● **PROBLEM TO WORK ON**
Look through the material and copy each line holding "JSON".

-- Begin DATA FOR THIS EXERCISE --

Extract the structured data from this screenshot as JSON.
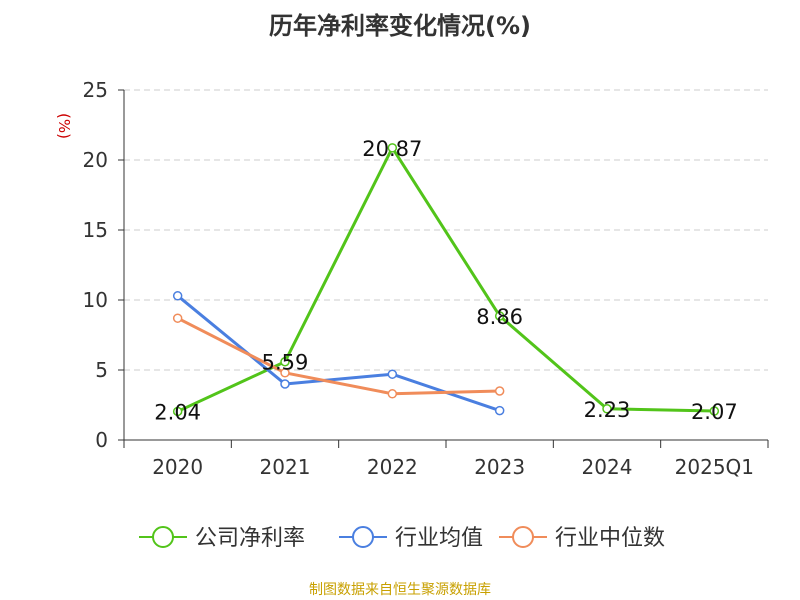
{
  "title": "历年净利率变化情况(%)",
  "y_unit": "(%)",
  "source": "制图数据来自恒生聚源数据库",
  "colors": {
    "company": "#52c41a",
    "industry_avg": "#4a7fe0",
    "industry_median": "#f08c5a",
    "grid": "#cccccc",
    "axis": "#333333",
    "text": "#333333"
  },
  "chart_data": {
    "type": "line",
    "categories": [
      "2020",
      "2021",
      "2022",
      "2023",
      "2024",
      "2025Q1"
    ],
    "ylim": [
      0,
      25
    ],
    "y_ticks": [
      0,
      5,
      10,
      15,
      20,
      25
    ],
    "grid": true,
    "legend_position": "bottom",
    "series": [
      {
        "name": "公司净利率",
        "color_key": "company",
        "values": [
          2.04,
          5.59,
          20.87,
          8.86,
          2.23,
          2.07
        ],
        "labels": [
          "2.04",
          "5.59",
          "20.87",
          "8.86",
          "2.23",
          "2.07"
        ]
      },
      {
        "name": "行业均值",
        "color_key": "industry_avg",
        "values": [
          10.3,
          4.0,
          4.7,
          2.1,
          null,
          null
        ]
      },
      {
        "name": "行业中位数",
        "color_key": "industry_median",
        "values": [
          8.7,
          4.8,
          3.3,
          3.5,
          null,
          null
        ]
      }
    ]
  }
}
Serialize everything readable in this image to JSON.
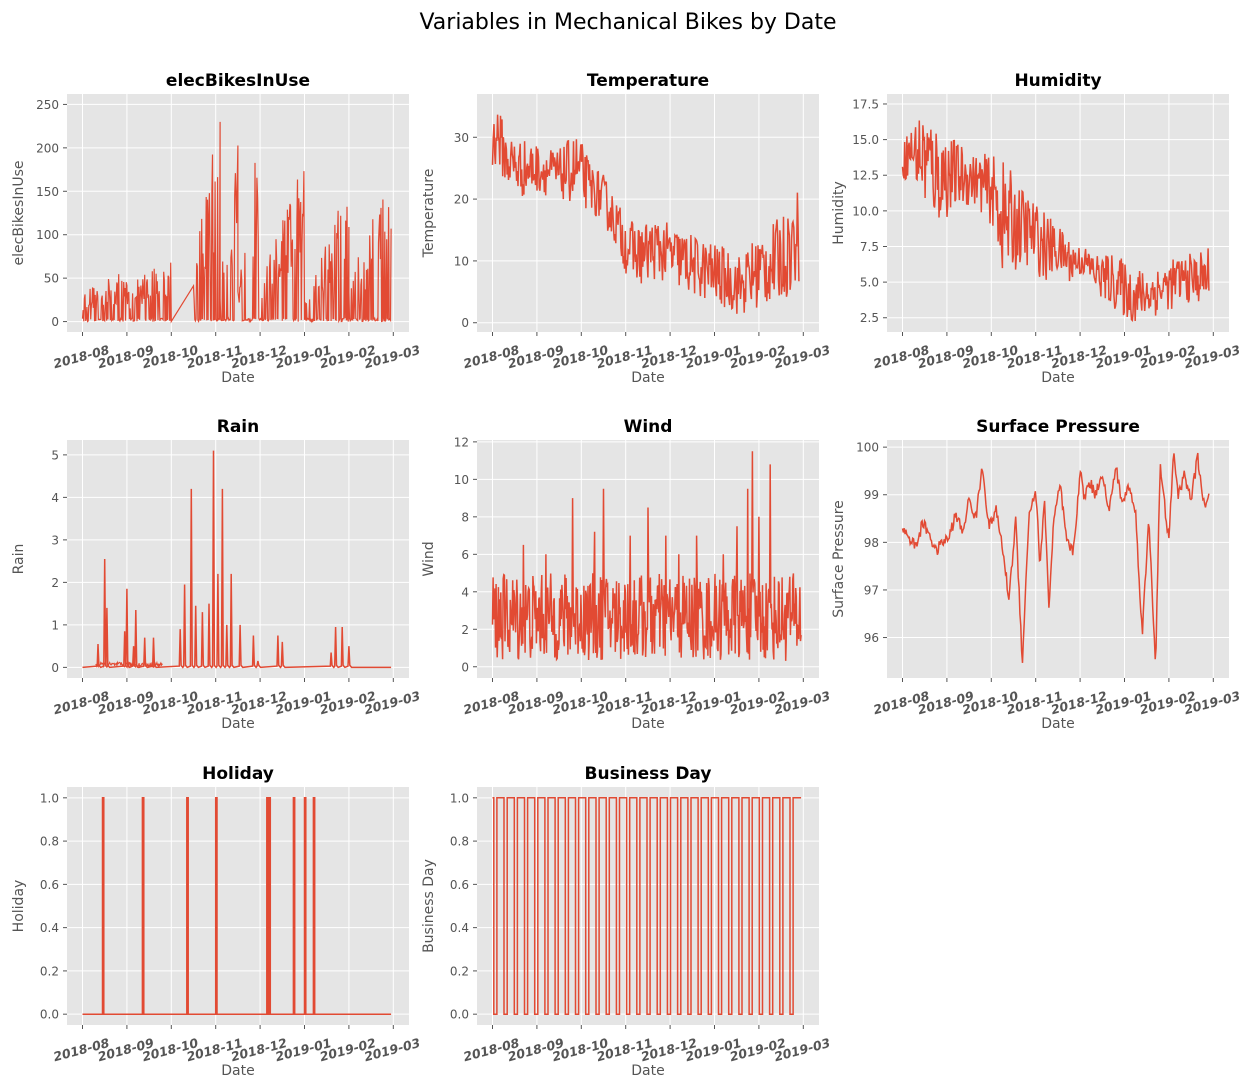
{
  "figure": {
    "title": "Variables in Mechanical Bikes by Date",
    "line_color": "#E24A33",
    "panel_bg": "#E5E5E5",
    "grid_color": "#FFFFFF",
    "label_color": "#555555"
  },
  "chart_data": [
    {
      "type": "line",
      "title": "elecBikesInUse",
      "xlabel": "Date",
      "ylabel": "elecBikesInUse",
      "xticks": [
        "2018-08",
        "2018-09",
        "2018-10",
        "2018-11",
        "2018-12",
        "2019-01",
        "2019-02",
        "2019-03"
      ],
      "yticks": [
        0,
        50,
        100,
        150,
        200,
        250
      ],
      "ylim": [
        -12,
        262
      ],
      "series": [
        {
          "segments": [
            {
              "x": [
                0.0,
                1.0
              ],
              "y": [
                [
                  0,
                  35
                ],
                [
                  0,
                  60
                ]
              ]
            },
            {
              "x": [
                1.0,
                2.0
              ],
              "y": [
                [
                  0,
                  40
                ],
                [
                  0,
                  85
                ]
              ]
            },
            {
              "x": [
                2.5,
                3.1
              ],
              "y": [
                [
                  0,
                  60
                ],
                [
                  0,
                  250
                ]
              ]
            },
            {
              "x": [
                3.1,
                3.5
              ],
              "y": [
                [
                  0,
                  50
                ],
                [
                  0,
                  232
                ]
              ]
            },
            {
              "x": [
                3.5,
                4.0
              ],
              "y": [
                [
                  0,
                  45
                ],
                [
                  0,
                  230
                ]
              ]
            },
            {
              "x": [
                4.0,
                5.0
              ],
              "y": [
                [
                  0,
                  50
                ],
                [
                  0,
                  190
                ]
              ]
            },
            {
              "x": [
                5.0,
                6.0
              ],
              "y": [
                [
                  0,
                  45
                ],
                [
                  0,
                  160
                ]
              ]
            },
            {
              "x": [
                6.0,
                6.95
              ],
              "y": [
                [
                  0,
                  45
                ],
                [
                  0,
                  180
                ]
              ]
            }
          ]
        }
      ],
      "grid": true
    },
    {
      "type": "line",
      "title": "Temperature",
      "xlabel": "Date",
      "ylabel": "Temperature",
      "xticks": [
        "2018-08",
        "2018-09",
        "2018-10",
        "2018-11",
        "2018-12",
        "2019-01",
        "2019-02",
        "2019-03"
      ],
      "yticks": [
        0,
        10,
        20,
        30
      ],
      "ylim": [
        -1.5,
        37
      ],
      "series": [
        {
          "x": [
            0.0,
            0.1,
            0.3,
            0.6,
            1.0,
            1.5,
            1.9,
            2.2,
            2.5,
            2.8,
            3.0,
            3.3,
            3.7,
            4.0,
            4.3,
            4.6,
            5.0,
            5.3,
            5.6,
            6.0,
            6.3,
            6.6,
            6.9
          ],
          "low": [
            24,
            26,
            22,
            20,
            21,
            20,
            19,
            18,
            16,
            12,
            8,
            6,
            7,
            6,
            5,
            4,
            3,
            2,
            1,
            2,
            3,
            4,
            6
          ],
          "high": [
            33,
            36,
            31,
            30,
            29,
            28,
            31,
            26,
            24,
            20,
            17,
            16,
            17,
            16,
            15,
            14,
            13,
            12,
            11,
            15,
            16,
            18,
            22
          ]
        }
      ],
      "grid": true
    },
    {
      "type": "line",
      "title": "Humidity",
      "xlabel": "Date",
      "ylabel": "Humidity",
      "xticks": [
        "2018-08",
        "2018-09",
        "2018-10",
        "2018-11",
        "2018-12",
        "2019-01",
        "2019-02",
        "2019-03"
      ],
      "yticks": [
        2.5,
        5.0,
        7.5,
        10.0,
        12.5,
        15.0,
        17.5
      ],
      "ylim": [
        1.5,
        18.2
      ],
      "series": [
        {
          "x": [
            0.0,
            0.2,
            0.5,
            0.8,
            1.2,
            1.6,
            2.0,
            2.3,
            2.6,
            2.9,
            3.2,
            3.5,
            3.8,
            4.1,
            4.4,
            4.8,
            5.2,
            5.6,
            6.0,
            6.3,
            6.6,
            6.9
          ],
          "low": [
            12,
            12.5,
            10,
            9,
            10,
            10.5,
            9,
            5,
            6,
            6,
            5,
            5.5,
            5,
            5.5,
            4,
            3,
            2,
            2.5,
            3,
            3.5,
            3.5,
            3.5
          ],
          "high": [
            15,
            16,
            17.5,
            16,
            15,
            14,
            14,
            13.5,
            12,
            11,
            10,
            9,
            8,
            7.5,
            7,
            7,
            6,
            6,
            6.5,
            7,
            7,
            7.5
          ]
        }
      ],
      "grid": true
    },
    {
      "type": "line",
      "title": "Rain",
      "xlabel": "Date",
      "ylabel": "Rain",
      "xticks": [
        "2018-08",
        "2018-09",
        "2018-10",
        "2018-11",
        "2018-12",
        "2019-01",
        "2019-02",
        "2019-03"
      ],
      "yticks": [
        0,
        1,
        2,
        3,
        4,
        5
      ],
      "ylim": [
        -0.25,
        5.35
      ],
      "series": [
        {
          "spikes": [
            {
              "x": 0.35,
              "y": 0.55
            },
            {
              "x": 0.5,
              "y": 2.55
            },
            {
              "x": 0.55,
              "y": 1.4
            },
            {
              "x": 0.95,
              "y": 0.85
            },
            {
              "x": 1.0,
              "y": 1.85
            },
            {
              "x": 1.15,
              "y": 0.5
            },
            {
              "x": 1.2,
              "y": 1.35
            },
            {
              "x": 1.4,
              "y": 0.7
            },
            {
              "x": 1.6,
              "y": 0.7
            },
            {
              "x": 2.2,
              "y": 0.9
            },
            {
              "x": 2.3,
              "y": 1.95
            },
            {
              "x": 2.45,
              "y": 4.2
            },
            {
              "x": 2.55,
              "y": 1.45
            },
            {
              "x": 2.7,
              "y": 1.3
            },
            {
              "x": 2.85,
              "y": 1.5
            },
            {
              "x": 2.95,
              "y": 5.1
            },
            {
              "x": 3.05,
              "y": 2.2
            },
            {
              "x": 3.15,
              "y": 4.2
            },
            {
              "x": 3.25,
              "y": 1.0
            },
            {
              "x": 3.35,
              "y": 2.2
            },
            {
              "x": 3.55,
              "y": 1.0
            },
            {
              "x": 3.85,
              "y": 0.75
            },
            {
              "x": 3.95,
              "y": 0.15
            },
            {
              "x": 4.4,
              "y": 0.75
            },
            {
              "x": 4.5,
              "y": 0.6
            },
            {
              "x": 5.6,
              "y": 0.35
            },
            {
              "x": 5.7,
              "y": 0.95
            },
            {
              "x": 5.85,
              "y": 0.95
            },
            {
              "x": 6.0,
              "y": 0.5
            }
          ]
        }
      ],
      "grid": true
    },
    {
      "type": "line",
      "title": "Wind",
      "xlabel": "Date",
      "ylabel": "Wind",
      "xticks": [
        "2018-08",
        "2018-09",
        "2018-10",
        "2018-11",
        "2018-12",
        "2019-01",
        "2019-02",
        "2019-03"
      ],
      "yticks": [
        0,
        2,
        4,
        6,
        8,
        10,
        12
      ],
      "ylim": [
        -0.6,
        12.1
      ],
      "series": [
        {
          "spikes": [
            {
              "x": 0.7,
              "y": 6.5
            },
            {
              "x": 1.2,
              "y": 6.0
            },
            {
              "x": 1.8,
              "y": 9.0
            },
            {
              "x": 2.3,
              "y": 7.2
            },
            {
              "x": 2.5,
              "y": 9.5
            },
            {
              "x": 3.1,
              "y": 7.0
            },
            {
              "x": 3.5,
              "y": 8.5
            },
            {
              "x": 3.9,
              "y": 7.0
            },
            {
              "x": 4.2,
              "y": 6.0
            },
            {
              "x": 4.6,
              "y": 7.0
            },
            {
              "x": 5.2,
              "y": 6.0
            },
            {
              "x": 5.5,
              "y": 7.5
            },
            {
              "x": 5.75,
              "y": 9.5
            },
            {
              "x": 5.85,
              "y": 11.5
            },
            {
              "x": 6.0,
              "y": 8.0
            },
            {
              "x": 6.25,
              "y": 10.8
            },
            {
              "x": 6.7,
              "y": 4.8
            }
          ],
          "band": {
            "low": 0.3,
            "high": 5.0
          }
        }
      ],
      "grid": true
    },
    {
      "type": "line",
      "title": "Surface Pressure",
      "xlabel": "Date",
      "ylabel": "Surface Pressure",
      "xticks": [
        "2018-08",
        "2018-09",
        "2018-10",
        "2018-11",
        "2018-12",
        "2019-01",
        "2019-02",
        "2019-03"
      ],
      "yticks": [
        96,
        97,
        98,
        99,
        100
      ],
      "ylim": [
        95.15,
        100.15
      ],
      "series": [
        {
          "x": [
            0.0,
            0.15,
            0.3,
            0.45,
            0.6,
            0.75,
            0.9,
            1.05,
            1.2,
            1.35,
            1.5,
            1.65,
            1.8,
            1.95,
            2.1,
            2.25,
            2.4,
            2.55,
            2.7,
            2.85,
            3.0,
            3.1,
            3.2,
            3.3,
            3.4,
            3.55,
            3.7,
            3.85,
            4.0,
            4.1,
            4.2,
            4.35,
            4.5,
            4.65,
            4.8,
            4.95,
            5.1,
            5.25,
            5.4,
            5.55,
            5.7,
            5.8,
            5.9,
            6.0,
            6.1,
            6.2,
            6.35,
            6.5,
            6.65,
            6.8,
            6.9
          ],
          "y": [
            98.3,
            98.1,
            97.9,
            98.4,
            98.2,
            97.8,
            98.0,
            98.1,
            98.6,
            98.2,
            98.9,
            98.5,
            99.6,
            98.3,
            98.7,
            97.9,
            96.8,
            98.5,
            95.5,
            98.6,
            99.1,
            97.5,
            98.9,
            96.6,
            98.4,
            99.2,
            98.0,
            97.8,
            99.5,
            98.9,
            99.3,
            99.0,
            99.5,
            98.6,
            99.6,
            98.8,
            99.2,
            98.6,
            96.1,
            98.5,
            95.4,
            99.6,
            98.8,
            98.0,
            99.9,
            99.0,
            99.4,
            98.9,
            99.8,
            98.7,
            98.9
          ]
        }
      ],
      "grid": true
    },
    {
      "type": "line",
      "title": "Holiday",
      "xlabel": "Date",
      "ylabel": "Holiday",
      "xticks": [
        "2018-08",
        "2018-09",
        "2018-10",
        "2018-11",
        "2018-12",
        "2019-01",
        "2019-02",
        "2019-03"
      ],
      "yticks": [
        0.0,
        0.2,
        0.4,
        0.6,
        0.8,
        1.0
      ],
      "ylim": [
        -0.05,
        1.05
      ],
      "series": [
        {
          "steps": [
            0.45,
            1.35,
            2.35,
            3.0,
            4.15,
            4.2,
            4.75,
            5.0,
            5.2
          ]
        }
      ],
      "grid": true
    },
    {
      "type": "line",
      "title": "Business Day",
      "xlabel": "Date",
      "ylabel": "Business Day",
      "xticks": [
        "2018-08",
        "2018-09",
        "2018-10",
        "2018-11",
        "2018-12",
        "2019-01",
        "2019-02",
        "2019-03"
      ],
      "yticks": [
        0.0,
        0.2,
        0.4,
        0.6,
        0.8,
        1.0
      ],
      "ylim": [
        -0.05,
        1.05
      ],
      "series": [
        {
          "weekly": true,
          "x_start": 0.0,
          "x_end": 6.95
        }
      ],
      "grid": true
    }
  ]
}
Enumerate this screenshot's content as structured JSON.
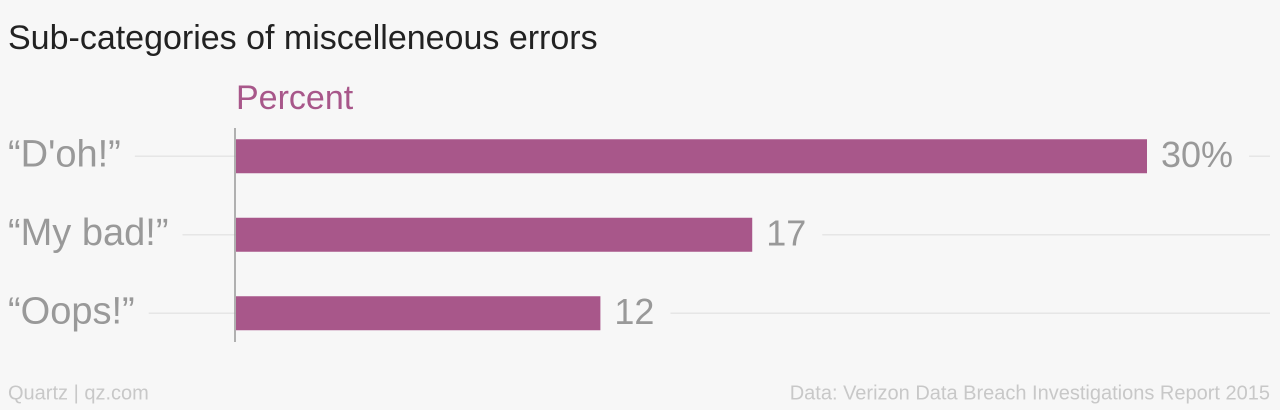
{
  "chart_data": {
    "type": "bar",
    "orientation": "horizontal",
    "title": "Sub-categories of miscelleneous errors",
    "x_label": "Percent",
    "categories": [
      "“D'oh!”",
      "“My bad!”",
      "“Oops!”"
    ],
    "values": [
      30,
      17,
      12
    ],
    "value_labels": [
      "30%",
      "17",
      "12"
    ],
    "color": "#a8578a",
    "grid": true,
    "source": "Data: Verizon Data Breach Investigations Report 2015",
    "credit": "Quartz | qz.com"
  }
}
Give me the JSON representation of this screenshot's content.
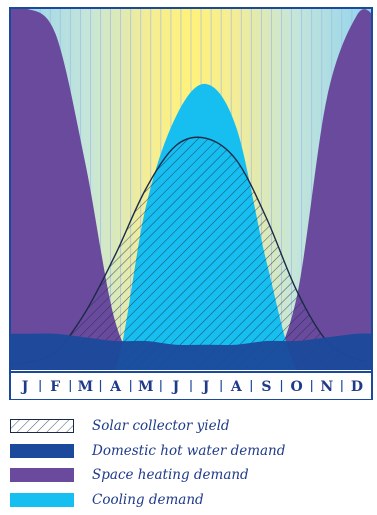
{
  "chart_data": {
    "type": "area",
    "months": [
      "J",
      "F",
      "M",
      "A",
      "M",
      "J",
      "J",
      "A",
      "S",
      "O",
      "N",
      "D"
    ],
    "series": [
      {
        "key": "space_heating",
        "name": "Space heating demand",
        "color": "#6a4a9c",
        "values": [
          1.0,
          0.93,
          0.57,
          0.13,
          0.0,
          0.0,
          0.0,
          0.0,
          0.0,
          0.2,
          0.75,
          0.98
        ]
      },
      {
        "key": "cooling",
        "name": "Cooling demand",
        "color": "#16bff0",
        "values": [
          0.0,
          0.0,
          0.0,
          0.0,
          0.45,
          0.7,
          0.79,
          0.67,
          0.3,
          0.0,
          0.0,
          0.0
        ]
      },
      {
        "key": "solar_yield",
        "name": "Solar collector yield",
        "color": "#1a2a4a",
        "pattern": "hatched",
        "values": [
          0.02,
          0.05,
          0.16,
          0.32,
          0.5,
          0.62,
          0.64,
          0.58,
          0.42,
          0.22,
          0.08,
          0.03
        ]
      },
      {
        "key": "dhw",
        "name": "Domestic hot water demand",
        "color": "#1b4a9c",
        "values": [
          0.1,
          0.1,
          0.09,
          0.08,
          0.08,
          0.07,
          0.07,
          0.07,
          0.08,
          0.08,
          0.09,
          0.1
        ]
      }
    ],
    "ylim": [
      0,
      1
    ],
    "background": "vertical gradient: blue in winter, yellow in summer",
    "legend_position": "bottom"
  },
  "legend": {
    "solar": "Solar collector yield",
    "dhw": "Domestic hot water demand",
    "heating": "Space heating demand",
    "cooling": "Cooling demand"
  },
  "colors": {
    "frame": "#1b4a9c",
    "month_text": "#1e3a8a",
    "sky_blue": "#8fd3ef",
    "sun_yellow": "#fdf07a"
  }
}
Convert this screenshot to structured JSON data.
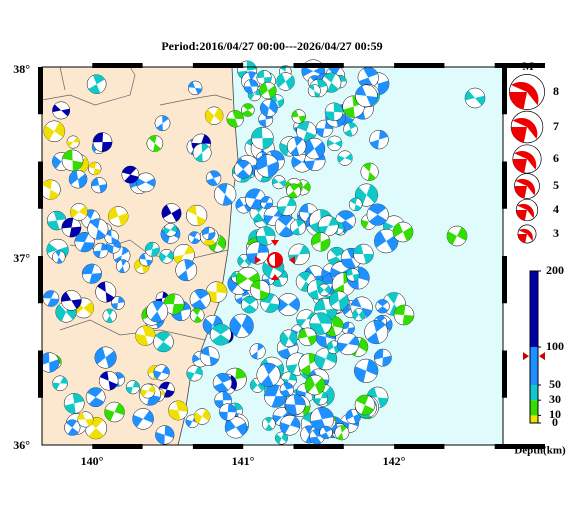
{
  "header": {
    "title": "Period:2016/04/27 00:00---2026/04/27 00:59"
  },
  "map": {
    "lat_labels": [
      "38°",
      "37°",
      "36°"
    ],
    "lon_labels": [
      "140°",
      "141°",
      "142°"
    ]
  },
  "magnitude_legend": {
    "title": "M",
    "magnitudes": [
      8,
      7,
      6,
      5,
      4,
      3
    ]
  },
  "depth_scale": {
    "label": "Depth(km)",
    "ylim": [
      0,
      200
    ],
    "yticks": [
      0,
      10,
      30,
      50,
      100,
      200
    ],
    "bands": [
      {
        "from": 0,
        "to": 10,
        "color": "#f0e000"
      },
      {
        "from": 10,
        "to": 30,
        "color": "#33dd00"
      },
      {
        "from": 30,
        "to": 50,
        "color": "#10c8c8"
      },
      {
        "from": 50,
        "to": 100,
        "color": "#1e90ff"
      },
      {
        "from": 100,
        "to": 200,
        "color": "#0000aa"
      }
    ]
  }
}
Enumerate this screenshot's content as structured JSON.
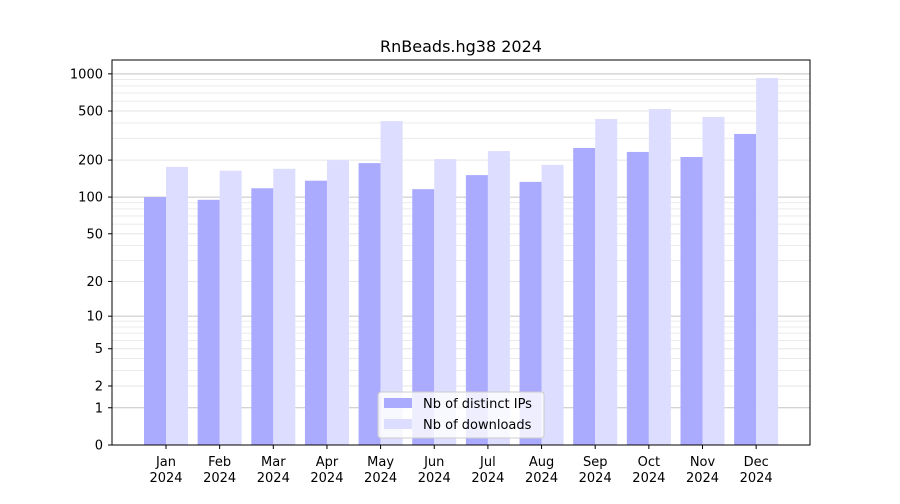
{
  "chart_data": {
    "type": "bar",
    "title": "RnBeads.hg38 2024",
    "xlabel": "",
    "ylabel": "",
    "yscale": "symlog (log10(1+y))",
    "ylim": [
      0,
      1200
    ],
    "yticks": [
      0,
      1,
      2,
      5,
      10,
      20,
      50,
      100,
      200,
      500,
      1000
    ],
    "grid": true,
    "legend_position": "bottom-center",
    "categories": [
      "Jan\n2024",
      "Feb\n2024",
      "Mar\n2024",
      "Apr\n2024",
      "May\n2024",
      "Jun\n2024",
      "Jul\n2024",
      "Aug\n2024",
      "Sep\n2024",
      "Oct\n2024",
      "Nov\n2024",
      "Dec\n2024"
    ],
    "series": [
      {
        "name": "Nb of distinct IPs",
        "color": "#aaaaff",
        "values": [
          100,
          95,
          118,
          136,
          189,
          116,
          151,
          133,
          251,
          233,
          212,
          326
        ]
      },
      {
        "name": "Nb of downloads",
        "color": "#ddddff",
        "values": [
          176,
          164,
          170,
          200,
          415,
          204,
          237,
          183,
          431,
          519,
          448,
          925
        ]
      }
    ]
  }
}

-- End DATA FOR THIS EXERCISE --

● **COMPLETE RESPONSE**
Extract the structured data from this screenshot as JSON.
Serialize everything readable in this image to JSON.
Enumerate this screenshot's content as structured JSON.
Give me the JSON representation of this screenshot's content.
Convert this screenshot to structured JSON data.
Enumerate this screenshot's content as structured JSON.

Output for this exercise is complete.